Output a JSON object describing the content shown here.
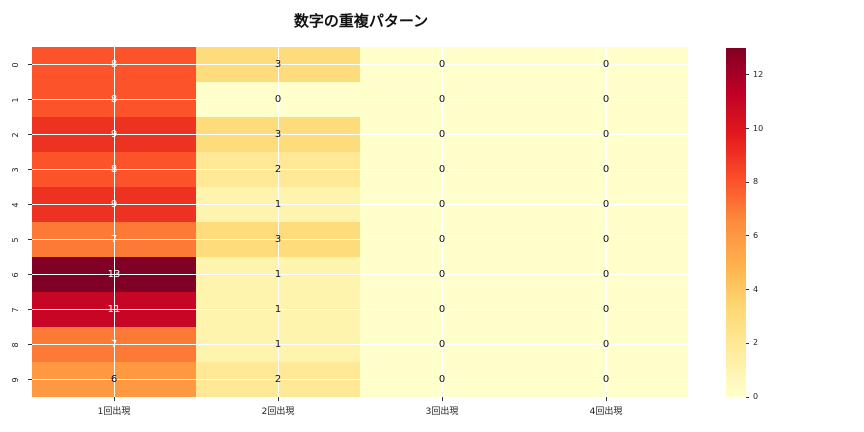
{
  "chart_data": {
    "type": "heatmap",
    "title": "数字の重複パターン",
    "columns": [
      "1回出現",
      "2回出現",
      "3回出現",
      "4回出現"
    ],
    "rows": [
      "0",
      "1",
      "2",
      "3",
      "4",
      "5",
      "6",
      "7",
      "8",
      "9"
    ],
    "values": [
      [
        8,
        3,
        0,
        0
      ],
      [
        8,
        0,
        0,
        0
      ],
      [
        9,
        3,
        0,
        0
      ],
      [
        8,
        2,
        0,
        0
      ],
      [
        9,
        1,
        0,
        0
      ],
      [
        7,
        3,
        0,
        0
      ],
      [
        13,
        1,
        0,
        0
      ],
      [
        11,
        1,
        0,
        0
      ],
      [
        7,
        1,
        0,
        0
      ],
      [
        6,
        2,
        0,
        0
      ]
    ],
    "vmin": 0,
    "vmax": 13,
    "annot_white_min": 7,
    "annot_color_dark": "#111111",
    "annot_color_light": "#ffffff",
    "value_colors": {
      "0": "#ffffcc",
      "1": "#fff4ad",
      "2": "#ffe896",
      "3": "#fedc7c",
      "6": "#fe9841",
      "7": "#fd7a36",
      "8": "#fc532b",
      "9": "#ee3222",
      "11": "#c60624",
      "13": "#800026"
    },
    "grid": true,
    "gridline_color": "#ffffff",
    "colorbar": {
      "ticks": [
        0,
        2,
        4,
        6,
        8,
        10,
        12
      ],
      "colormap_name": "YlOrRd",
      "colormap_stops": [
        "#ffffcc",
        "#ffeda0",
        "#fed976",
        "#feb24c",
        "#fd8d3c",
        "#fc4e2a",
        "#e31a1c",
        "#bd0026",
        "#800026"
      ]
    },
    "legend_position": "right"
  }
}
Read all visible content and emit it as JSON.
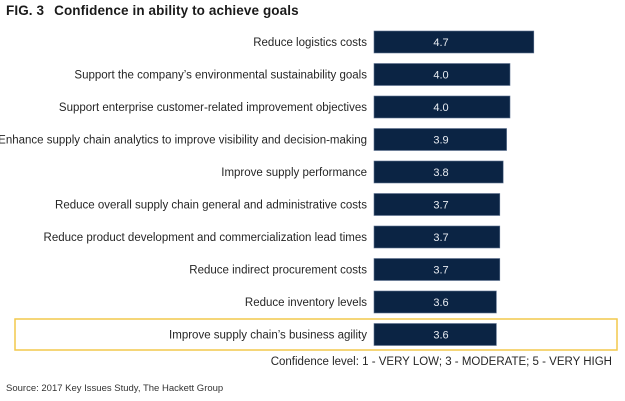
{
  "figure": {
    "number": "FIG. 3",
    "title": "Confidence in ability to achieve goals"
  },
  "colors": {
    "bar": "#0b2444",
    "bar_edge": "#5f7391",
    "highlight": "#f2c94c",
    "value_text": "#e8ecf2"
  },
  "chart_data": {
    "type": "bar",
    "orientation": "horizontal",
    "title": "Confidence in ability to achieve goals",
    "xlabel": "",
    "ylabel": "",
    "xlim": [
      0,
      5
    ],
    "grid": false,
    "categories": [
      "Reduce logistics costs",
      "Support the company’s environmental sustainability goals",
      "Support enterprise customer-related improvement objectives",
      "Enhance supply chain analytics to improve visibility and decision-making",
      "Improve supply performance",
      "Reduce overall supply chain general and administrative costs",
      "Reduce product development and commercialization lead times",
      "Reduce indirect procurement costs",
      "Reduce inventory levels",
      "Improve supply chain’s business agility"
    ],
    "values": [
      4.7,
      4.0,
      4.0,
      3.9,
      3.8,
      3.7,
      3.7,
      3.7,
      3.6,
      3.6
    ],
    "value_labels": [
      "4.7",
      "4.0",
      "4.0",
      "3.9",
      "3.8",
      "3.7",
      "3.7",
      "3.7",
      "3.6",
      "3.6"
    ],
    "highlighted_category": "Improve supply chain’s business agility",
    "annotation": "Confidence level: 1 - VERY LOW; 3 - MODERATE; 5 - VERY HIGH"
  },
  "scale_note": "Confidence level: 1 - VERY LOW; 3 - MODERATE; 5 - VERY HIGH",
  "source": "Source: 2017 Key Issues Study, The Hackett Group"
}
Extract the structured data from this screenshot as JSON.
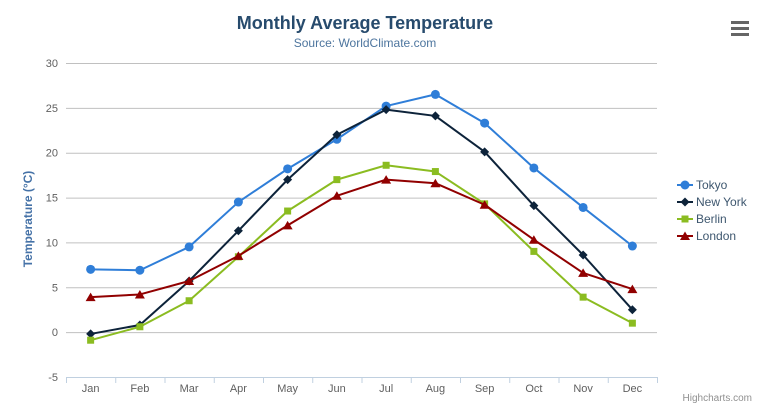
{
  "icons": {
    "export_menu": "hamburger-menu-icon"
  },
  "credits": {
    "label": "Highcharts.com"
  },
  "chart_data": {
    "type": "line",
    "title": "Monthly Average Temperature",
    "subtitle": "Source: WorldClimate.com",
    "xlabel": "",
    "ylabel": "Temperature (°C)",
    "categories": [
      "Jan",
      "Feb",
      "Mar",
      "Apr",
      "May",
      "Jun",
      "Jul",
      "Aug",
      "Sep",
      "Oct",
      "Nov",
      "Dec"
    ],
    "series": [
      {
        "name": "Tokyo",
        "color": "#2f7ed8",
        "marker": "circle",
        "values": [
          7.0,
          6.9,
          9.5,
          14.5,
          18.2,
          21.5,
          25.2,
          26.5,
          23.3,
          18.3,
          13.9,
          9.6
        ]
      },
      {
        "name": "New York",
        "color": "#0d233a",
        "marker": "diamond",
        "values": [
          -0.2,
          0.8,
          5.7,
          11.3,
          17.0,
          22.0,
          24.8,
          24.1,
          20.1,
          14.1,
          8.6,
          2.5
        ]
      },
      {
        "name": "Berlin",
        "color": "#8bbc21",
        "marker": "square",
        "values": [
          -0.9,
          0.6,
          3.5,
          8.4,
          13.5,
          17.0,
          18.6,
          17.9,
          14.3,
          9.0,
          3.9,
          1.0
        ]
      },
      {
        "name": "London",
        "color": "#910000",
        "marker": "triangle",
        "values": [
          3.9,
          4.2,
          5.7,
          8.5,
          11.9,
          15.2,
          17.0,
          16.6,
          14.2,
          10.3,
          6.6,
          4.8
        ]
      }
    ],
    "ylim": [
      -5,
      30
    ],
    "ytick_interval": 5,
    "grid": true,
    "legend_position": "right",
    "colors": {
      "title": "#274b6d",
      "subtitle": "#4d759e",
      "axis_title": "#4572a7",
      "axis_labels": "#606060",
      "gridline": "#C0C0C0",
      "axis_line": "#C0D0E0",
      "legend_text": "#3E576F",
      "credits": "#909090",
      "menu_icon": "#666666"
    }
  }
}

=-=-=-=-=

- _Problem to work on_
Which lines hold the word "agility"? Return all of them from the records above.

- _Correct answer_
      "Improve supply chain’s business agility"
    "highlighted_category": "Improve supply chain’s business agility",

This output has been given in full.